● DIRECTION: Review the material and extract every line in which the word "roads" occurs.

[Records excerpted from a collection]
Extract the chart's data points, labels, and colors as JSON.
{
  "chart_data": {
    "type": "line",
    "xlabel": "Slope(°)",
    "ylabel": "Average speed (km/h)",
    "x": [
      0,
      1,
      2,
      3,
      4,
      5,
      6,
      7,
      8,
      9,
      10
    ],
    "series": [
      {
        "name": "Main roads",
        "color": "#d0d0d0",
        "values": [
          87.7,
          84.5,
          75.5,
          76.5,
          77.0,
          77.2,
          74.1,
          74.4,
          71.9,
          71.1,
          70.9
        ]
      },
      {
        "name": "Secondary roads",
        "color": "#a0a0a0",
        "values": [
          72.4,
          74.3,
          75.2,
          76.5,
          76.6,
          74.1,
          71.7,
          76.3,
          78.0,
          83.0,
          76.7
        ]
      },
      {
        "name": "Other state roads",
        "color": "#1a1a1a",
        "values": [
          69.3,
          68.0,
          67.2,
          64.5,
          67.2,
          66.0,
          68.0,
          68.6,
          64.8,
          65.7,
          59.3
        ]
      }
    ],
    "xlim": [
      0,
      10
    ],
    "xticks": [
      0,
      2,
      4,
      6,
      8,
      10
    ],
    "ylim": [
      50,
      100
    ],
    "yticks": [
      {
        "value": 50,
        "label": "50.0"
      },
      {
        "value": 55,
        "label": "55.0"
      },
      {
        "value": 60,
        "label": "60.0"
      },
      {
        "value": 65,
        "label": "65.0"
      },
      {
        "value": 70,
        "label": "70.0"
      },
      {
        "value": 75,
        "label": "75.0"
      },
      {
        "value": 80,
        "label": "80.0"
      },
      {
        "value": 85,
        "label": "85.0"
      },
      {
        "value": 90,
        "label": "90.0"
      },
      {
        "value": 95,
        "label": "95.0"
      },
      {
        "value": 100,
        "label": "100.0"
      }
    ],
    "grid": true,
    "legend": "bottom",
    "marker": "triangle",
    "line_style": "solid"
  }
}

● RESPONSE TO THE TASK:
        "name": "Main roads",
        "name": "Secondary roads",
        "name": "Other state roads",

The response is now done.